WHAT IS BEING ASKED — Pull every line containing "life" out of the material below.

##### DATA SHOWN #####

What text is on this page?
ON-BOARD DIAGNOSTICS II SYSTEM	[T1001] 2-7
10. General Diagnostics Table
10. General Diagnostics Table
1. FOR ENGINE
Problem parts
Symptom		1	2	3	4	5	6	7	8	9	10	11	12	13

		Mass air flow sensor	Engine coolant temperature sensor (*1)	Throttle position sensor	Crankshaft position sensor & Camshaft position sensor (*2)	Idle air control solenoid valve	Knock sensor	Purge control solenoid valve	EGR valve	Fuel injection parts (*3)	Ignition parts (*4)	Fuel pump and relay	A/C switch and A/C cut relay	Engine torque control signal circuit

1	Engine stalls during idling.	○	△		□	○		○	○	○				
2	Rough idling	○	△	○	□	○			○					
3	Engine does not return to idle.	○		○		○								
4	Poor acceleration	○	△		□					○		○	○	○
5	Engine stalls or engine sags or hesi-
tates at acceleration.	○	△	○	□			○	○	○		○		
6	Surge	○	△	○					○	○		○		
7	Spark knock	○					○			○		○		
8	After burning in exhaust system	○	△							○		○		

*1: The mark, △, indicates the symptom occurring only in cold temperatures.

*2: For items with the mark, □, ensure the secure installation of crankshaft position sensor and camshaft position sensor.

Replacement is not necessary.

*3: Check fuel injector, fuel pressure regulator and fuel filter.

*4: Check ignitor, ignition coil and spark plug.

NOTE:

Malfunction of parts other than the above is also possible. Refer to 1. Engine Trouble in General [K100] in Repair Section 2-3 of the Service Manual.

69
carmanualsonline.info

#####
##### DATA SHOWN #####

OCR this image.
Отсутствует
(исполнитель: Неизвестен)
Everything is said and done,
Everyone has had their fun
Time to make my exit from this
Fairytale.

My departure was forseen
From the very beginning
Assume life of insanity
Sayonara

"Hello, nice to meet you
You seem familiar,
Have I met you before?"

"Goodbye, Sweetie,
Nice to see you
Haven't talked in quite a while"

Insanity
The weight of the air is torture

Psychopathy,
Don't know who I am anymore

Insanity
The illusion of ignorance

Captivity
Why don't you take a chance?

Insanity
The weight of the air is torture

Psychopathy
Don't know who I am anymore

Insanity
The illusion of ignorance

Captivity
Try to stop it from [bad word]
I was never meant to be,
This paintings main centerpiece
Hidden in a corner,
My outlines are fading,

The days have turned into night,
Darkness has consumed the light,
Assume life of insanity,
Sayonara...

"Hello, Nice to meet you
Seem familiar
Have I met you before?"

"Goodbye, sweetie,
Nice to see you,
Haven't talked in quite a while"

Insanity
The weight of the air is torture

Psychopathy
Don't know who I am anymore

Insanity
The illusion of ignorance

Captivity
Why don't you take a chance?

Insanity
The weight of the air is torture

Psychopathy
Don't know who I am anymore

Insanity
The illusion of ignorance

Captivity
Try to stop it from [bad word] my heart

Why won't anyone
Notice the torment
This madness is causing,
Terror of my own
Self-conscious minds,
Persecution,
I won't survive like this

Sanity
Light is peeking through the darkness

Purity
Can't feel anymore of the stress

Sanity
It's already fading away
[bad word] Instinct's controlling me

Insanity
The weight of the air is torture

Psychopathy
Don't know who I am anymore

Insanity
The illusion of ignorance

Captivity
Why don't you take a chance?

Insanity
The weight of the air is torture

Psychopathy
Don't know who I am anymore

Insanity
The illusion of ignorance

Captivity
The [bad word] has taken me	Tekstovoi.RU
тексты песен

#####

RESPONSE FOR THIS EXERCISE —
Assume life of insanity
Assume life of insanity,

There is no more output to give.